Goal
Repeat all of the data precisely.

▬▬▬▬▬▬▬▬▬▬

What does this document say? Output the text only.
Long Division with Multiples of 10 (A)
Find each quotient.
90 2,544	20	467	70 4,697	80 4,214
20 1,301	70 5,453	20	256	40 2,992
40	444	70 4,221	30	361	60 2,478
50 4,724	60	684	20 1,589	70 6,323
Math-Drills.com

▬▬▬▬▬▬▬▬▬▬

Task output
What does this document say? Output the text only.
Long Division with Multiples of 10 (A)
Find each quotient.
90 2,544	20	467	70 4,697	80 4,214
20 1,301	70 5,453	20	256	40 2,992
40	444	70 4,221	30	361	60 2,478
50 4,724	60	684	20 1,589	70 6,323
Math-Drills.com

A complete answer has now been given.